━━ Passage given

Iterable Membership Check
The Setup#
I had built a wrapper for interfacing with several of our databases at work. The database connection came from another library, so my wrappers took in a database connection, and any of the other data needed to run the command. It wasn’t the cleanest connection interface, but it worked for our purposes and was fast to get going.
The problem came when we had a new use case, where the connection to the database now had much higher latency and thus was much slower. Some of the users expressed to me that they already were caching the records in the database to get around this, but writes were still very slow. I quickly wrote a new wrapper for writing to the database that would take the cached data and the data to write as inputs. If the record wasn’t in the cache, it would write it to the database and inform the user. Quick and simple and got the job done, until I got reports from a user several weeks later of TypeError
exceptions.
Here’s a stripped down version of what the code was doing. Note that in my recreated example I don’t have a DB connection and am not doing any logic if the record doesn’t exist. It was also more generalized for taking different types of database records, which were stored in dataclasses. This example only has one type of DB record. Both of these simplifications make the sample easier to read and also remove the extraneous logic and code.

━━━━

Things to do:
(1) List the ways the membership-check post says its stripped-down example differs from the code it recreates.
(2) Return, word for word, everything in the membership-check post from "Iterable Membership Check" down to "to get going.".

━━ Excerpted records

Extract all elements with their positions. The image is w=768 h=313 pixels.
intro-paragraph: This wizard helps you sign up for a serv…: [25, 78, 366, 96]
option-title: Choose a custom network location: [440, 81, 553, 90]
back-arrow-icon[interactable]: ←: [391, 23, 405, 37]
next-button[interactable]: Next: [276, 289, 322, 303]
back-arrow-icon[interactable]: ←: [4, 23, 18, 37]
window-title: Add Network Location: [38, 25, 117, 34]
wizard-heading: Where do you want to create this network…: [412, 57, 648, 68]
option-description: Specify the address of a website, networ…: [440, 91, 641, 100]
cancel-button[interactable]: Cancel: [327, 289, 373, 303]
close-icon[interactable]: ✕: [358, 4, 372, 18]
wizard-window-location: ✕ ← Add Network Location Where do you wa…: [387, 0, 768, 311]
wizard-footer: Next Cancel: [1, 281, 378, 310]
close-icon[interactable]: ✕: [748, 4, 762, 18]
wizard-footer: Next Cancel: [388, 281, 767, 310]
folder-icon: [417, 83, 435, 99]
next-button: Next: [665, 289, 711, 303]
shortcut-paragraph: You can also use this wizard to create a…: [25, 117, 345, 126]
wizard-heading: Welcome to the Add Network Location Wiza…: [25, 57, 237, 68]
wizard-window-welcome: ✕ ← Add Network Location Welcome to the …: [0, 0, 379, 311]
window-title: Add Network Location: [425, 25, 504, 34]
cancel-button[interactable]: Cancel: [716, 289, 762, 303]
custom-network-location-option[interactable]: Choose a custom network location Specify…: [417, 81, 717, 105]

━━━━

Solutions to the problems:
(1)
- The example has no database connection.
- It does no logic when a record doesn't exist.
- It handles only one type of database record, while the original was more generalized and took different types of records stored in dataclasses.

(2)
Iterable Membership Check
The Setup#
I had built a wrapper for interfacing with several of our databases at work. The database connection came from another library, so my wrappers took in a database connection, and any of the other data needed to run the command. It wasn’t the cleanest connection interface, but it worked for our purposes and was fast to get going.